> Task directions
Could you recast the whole listing below as a Markdown table with the columns No. and Line, giving each line its own numbered row, dropping blank lines, and leaving the pictures out?

> Records
[start]

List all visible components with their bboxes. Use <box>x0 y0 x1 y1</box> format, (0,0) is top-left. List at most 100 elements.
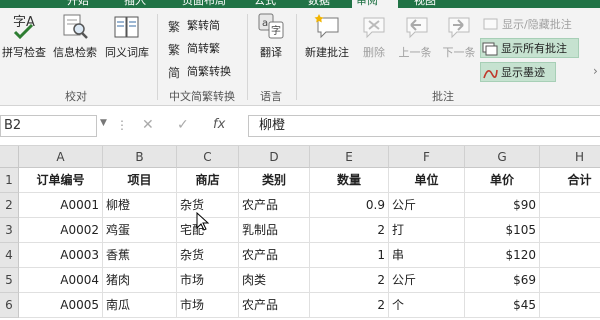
row-header-3[interactable]: 3 <box>0 218 19 243</box>
show-hide-comment-button[interactable]: 显示/隐藏批注 <box>482 15 584 35</box>
formula-bar: B2 ▼ ⋮ ✕ ✓ fx 柳橙 <box>0 106 600 146</box>
name-box[interactable]: B2 <box>0 115 97 137</box>
column-header-f[interactable]: F <box>389 146 465 168</box>
traditional-to-simplified-button[interactable]: 繁繁转简 <box>167 16 220 36</box>
select-all-corner[interactable] <box>0 146 19 168</box>
show-hide-comment-icon <box>483 18 498 30</box>
row-header-2[interactable]: 2 <box>0 193 19 218</box>
research-button[interactable]: 信息检索 <box>50 12 100 60</box>
column-title-cell[interactable]: 订单编号 <box>19 168 103 193</box>
spell-check-icon: 字A <box>13 15 35 40</box>
tab-data[interactable]: 数据 <box>304 0 334 8</box>
svg-text:字: 字 <box>271 24 281 37</box>
table-cell[interactable]: 2 <box>310 293 389 318</box>
table-cell[interactable]: $69 <box>465 268 540 293</box>
column-title-cell[interactable]: 数量 <box>310 168 389 193</box>
table-cell[interactable]: 柳橙 <box>103 193 177 218</box>
tab-formulas[interactable]: 公式 <box>250 0 280 8</box>
column-header-g[interactable]: G <box>465 146 540 168</box>
table-cell[interactable]: 南瓜 <box>103 293 177 318</box>
language-group-label: 语言 <box>260 90 282 103</box>
table-cell[interactable]: 农产品 <box>239 193 310 218</box>
table-cell[interactable]: 猪肉 <box>103 268 177 293</box>
table-cell[interactable]: A0003 <box>19 243 103 268</box>
show-all-comments-button[interactable]: 显示所有批注 <box>480 38 579 58</box>
table-cell[interactable]: A0001 <box>19 193 103 218</box>
table-cell[interactable]: 鸡蛋 <box>103 218 177 243</box>
delete-comment-button[interactable]: 删除 <box>357 12 391 60</box>
ribbon: 字A 拼写检查 信息检索 同义词库 校对 繁 繁转简 繁 简转繁 简 简繁转换 … <box>0 8 600 106</box>
table-cell[interactable]: 农产品 <box>239 243 310 268</box>
ribbon-overflow-icon[interactable]: › <box>593 64 598 78</box>
column-title-cell[interactable]: 商店 <box>177 168 239 193</box>
table-cell[interactable] <box>540 293 600 318</box>
table-cell[interactable]: 公斤 <box>389 268 465 293</box>
table-cell[interactable]: 打 <box>389 218 465 243</box>
tab-home[interactable]: 开始 <box>63 0 93 8</box>
table-cell[interactable]: 2 <box>310 218 389 243</box>
tab-insert[interactable]: 插入 <box>120 0 150 8</box>
spell-check-button[interactable]: 字A 拼写检查 <box>0 12 48 60</box>
table-cell[interactable] <box>540 193 600 218</box>
table-cell[interactable]: 1 <box>310 243 389 268</box>
table-cell[interactable]: $ <box>540 243 600 268</box>
table-cell[interactable]: $120 <box>465 243 540 268</box>
insert-function-button[interactable]: fx <box>213 117 225 132</box>
column-title-cell[interactable]: 类别 <box>239 168 310 193</box>
column-header-h[interactable]: H <box>540 146 600 168</box>
cancel-icon[interactable]: ✕ <box>142 117 154 133</box>
next-comment-button[interactable]: 下一条 <box>439 12 479 60</box>
table-cell[interactable]: 公斤 <box>389 193 465 218</box>
column-title-cell[interactable]: 项目 <box>103 168 177 193</box>
translate-button[interactable]: a 字 翻译 <box>250 12 292 60</box>
column-title-cell[interactable]: 单价 <box>465 168 540 193</box>
table-cell[interactable]: 0.9 <box>310 193 389 218</box>
table-cell[interactable]: $90 <box>465 193 540 218</box>
simplified-to-traditional-button[interactable]: 繁简转繁 <box>167 39 220 59</box>
row-header-4[interactable]: 4 <box>0 243 19 268</box>
tab-file[interactable] <box>0 0 44 8</box>
table-cell[interactable]: 杂货 <box>177 243 239 268</box>
table-cell[interactable]: 串 <box>389 243 465 268</box>
table-cell[interactable]: $ <box>540 218 600 243</box>
new-comment-button[interactable]: 新建批注 <box>300 12 354 60</box>
column-title-cell[interactable]: 单位 <box>389 168 465 193</box>
formula-bar-grip-icon[interactable]: ⋮ <box>116 118 128 132</box>
enter-icon[interactable]: ✓ <box>177 117 189 133</box>
chinese-convert-button[interactable]: 简简繁转换 <box>167 62 231 82</box>
table-cell[interactable]: 市场 <box>177 293 239 318</box>
table-cell[interactable]: $105 <box>465 218 540 243</box>
table-cell[interactable]: A0002 <box>19 218 103 243</box>
table-cell[interactable]: 个 <box>389 293 465 318</box>
row-header-5[interactable]: 5 <box>0 268 19 293</box>
table-cell[interactable]: $ <box>540 268 600 293</box>
table-cell[interactable]: 乳制品 <box>239 218 310 243</box>
table-cell[interactable]: $45 <box>465 293 540 318</box>
formula-input[interactable]: 柳橙 <box>248 115 600 137</box>
table-cell[interactable]: 香蕉 <box>103 243 177 268</box>
table-cell[interactable]: A0004 <box>19 268 103 293</box>
show-ink-button[interactable]: 显示墨迹 <box>480 62 556 82</box>
column-header-d[interactable]: D <box>239 146 310 168</box>
row-header-1[interactable]: 1 <box>0 168 19 193</box>
thesaurus-button[interactable]: 同义词库 <box>102 12 152 60</box>
tab-page-layout[interactable]: 页面布局 <box>178 0 230 8</box>
column-header-a[interactable]: A <box>19 146 103 168</box>
table-cell[interactable]: 2 <box>310 268 389 293</box>
name-box-dropdown-icon[interactable]: ▼ <box>100 118 107 128</box>
column-header-e[interactable]: E <box>310 146 389 168</box>
previous-comment-button[interactable]: 上一条 <box>395 12 435 60</box>
table-cell[interactable]: 肉类 <box>239 268 310 293</box>
column-title-cell[interactable]: 合计 <box>540 168 600 193</box>
table-cell[interactable]: A0005 <box>19 293 103 318</box>
column-header-c[interactable]: C <box>177 146 239 168</box>
column-header-b[interactable]: B <box>103 146 177 168</box>
worksheet-grid[interactable]: A B C D E F G H 1 2 3 4 5 6 订单编号 项目 商店 类别 数量 单位 单价 合计 A0001 柳橙杂… <box>0 146 600 320</box>
thesaurus-icon <box>114 16 139 38</box>
tab-review[interactable]: 审阅 <box>352 0 398 8</box>
comments-group: 新建批注 删除 上一条 下一条 显示/隐藏批注 显示所有批注 显示墨迹 批注 <box>298 8 590 106</box>
tab-view[interactable]: 视图 <box>410 0 440 8</box>
table-cell[interactable]: 农产品 <box>239 293 310 318</box>
row-header-6[interactable]: 6 <box>0 293 19 318</box>
table-cell[interactable]: 市场 <box>177 268 239 293</box>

[end]

> Output for this task
| No. | Line |
|---|---|
| 1 | List all visible components with their bboxes. Use <box>x0 y0 x1 y1</box> format, (0,0) is top-left. List at most 100 elements. |
| 2 | row-header-3[interactable]: 3 <box>0 218 19 243</box> |
| 3 | show-hide-comment-button[interactable]: 显示/隐藏批注 <box>482 15 584 35</box> |
| 4 | formula-bar: B2 ▼ ⋮ ✕ ✓ fx 柳橙 <box>0 106 600 146</box> |
| 5 | name-box[interactable]: B2 <box>0 115 97 137</box> |
| 6 | column-header-f[interactable]: F <box>389 146 465 168</box> |
| 7 | traditional-to-simplified-button[interactable]: 繁繁转简 <box>167 16 220 36</box> |
| 8 | select-all-corner[interactable] <box>0 146 19 168</box> |
| 9 | show-hide-comment-icon <box>483 18 498 30</box> |
| 10 | row-header-2[interactable]: 2 <box>0 193 19 218</box> |
| 11 | research-button[interactable]: 信息检索 <box>50 12 100 60</box> |
| 12 | column-title-cell[interactable]: 订单编号 <box>19 168 103 193</box> |
| 13 | spell-check-icon: 字A <box>13 15 35 40</box> |
| 14 | tab-data[interactable]: 数据 <box>304 0 334 8</box> |
| 15 | svg-text:字: 字 <box>271 24 281 37</box> |
| 16 | table-cell[interactable]: 2 <box>310 293 389 318</box> |
| 17 | table-cell[interactable]: $69 <box>465 268 540 293</box> |
| 18 | column-title-cell[interactable]: 数量 <box>310 168 389 193</box> |
| 19 | table-cell[interactable]: 柳橙 <box>103 193 177 218</box> |
| 20 | tab-formulas[interactable]: 公式 <box>250 0 280 8</box> |
| 21 | column-header-g[interactable]: G <box>465 146 540 168</box> |
| 22 | table-cell[interactable]: 南瓜 <box>103 293 177 318</box> |
| 23 | language-group-label: 语言 <box>260 90 282 103</box> |
| 24 | table-cell[interactable]: 农产品 <box>239 193 310 218</box> |
| 25 | table-cell[interactable]: 猪肉 <box>103 268 177 293</box> |
| 26 | table-cell[interactable]: A0003 <box>19 243 103 268</box> |
| 27 | show-all-comments-button[interactable]: 显示所有批注 <box>480 38 579 58</box> |
| 28 | table-cell[interactable]: A0001 <box>19 193 103 218</box> |
| 29 | table-cell[interactable]: 鸡蛋 <box>103 218 177 243</box> |
| 30 | delete-comment-button[interactable]: 删除 <box>357 12 391 60</box> |
| 31 | ribbon: 字A 拼写检查 信息检索 同义词库 校对 繁 繁转简 繁 简转繁 简 简繁转换 … <box>0 8 600 106</box> |
| 32 | table-cell[interactable]: 农产品 <box>239 243 310 268</box> |
| 33 | ribbon-overflow-icon[interactable]: › <box>593 64 598 78</box> |
| 34 | column-title-cell[interactable]: 商店 <box>177 168 239 193</box> |
| 35 | table-cell[interactable] <box>540 293 600 318</box> |
| 36 | table-cell[interactable]: 公斤 <box>389 268 465 293</box> |
| 37 | table-cell[interactable]: 打 <box>389 218 465 243</box> |
| 38 | tab-home[interactable]: 开始 <box>63 0 93 8</box> |
| 39 | table-cell[interactable]: 2 <box>310 218 389 243</box> |
| 40 | tab-insert[interactable]: 插入 <box>120 0 150 8</box> |
| 41 | spell-check-button[interactable]: 字A 拼写检查 <box>0 12 48 60</box> |
| 42 | table-cell[interactable] <box>540 193 600 218</box> |
| 43 | table-cell[interactable]: 1 <box>310 243 389 268</box> |
| 44 | table-cell[interactable]: $ <box>540 243 600 268</box> |
| 45 | table-cell[interactable]: $120 <box>465 243 540 268</box> |
| 46 | insert-function-button[interactable]: fx <box>213 117 225 132</box> |
| 47 | column-title-cell[interactable]: 类别 <box>239 168 310 193</box> |
| 48 | column-header-h[interactable]: H <box>540 146 600 168</box> |
| 49 | cancel-icon[interactable]: ✕ <box>142 117 154 133</box> |
| 50 | next-comment-button[interactable]: 下一条 <box>439 12 479 60</box> |
| 51 | table-cell[interactable]: 公斤 <box>389 193 465 218</box> |
| 52 | column-title-cell[interactable]: 项目 <box>103 168 177 193</box> |
| 53 | translate-button[interactable]: a 字 翻译 <box>250 12 292 60</box> |
| 54 | column-title-cell[interactable]: 单价 <box>465 168 540 193</box> |
| 55 | table-cell[interactable]: 0.9 <box>310 193 389 218</box> |
| 56 | table-cell[interactable]: $90 <box>465 193 540 218</box> |
| 57 | simplified-to-traditional-button[interactable]: 繁简转繁 <box>167 39 220 59</box> |
| 58 | row-header-4[interactable]: 4 <box>0 243 19 268</box> |
| 59 | tab-file[interactable] <box>0 0 44 8</box> |
| 60 | table-cell[interactable]: 杂货 <box>177 243 239 268</box> |
| 61 | table-cell[interactable]: 串 <box>389 243 465 268</box> |
| 62 | table-cell[interactable]: $ <box>540 218 600 243</box> |
| 63 | new-comment-button[interactable]: 新建批注 <box>300 12 354 60</box> |
| 64 | column-title-cell[interactable]: 单位 <box>389 168 465 193</box> |
| 65 | formula-bar-grip-icon[interactable]: ⋮ <box>116 118 128 132</box> |
| 66 | enter-icon[interactable]: ✓ <box>177 117 189 133</box> |
| 67 | chinese-convert-button[interactable]: 简简繁转换 <box>167 62 231 82</box> |
| 68 | table-cell[interactable]: 市场 <box>177 293 239 318</box> |
| 69 | table-cell[interactable]: $105 <box>465 218 540 243</box> |
| 70 | table-cell[interactable]: A0002 <box>19 218 103 243</box> |
| 71 | table-cell[interactable]: 个 <box>389 293 465 318</box> |
| 72 | row-header-5[interactable]: 5 <box>0 268 19 293</box> |
| 73 | table-cell[interactable]: $ <box>540 268 600 293</box> |
| 74 | table-cell[interactable]: 乳制品 <box>239 218 310 243</box> |
| 75 | table-cell[interactable]: $45 <box>465 293 540 318</box> |
| 76 | formula-input[interactable]: 柳橙 <box>248 115 600 137</box> |
| 77 | table-cell[interactable]: 香蕉 <box>103 243 177 268</box> |
| 78 | table-cell[interactable]: A0004 <box>19 268 103 293</box> |
| 79 | show-ink-button[interactable]: 显示墨迹 <box>480 62 556 82</box> |
| 80 | column-header-d[interactable]: D <box>239 146 310 168</box> |
| 81 | row-header-1[interactable]: 1 <box>0 168 19 193</box> |
| 82 | thesaurus-button[interactable]: 同义词库 <box>102 12 152 60</box> |
| 83 | tab-page-layout[interactable]: 页面布局 <box>178 0 230 8</box> |
| 84 | column-header-a[interactable]: A <box>19 146 103 168</box> |
| 85 | table-cell[interactable]: 2 <box>310 268 389 293</box> |
| 86 | name-box-dropdown-icon[interactable]: ▼ <box>100 118 107 128</box> |
| 87 | column-header-e[interactable]: E <box>310 146 389 168</box> |
| 88 | previous-comment-button[interactable]: 上一条 <box>395 12 435 60</box> |
| 89 | table-cell[interactable]: 肉类 <box>239 268 310 293</box> |
| 90 | column-title-cell[interactable]: 合计 <box>540 168 600 193</box> |
| 91 | table-cell[interactable]: A0005 <box>19 293 103 318</box> |
| 92 | column-header-c[interactable]: C <box>177 146 239 168</box> |
| 93 | column-header-b[interactable]: B <box>103 146 177 168</box> |
| 94 | worksheet-grid[interactable]: A B C D E F G H 1 2 3 4 5 6 订单编号 项目 商店 类别 数量 单位 单价 合计 A0001 柳橙杂… <box>0 146 600 320</box> |
| 95 | thesaurus-icon <box>114 16 139 38</box> |
| 96 | tab-review[interactable]: 审阅 <box>352 0 398 8</box> |
| 97 | comments-group: 新建批注 删除 上一条 下一条 显示/隐藏批注 显示所有批注 显示墨迹 批注 <box>298 8 590 106</box> |
| 98 | tab-view[interactable]: 视图 <box>410 0 440 8</box> |
| 99 | table-cell[interactable]: 农产品 <box>239 293 310 318</box> |
| 100 | row-header-6[interactable]: 6 <box>0 293 19 318</box> |
| 101 | table-cell[interactable]: 市场 <box>177 268 239 293</box> |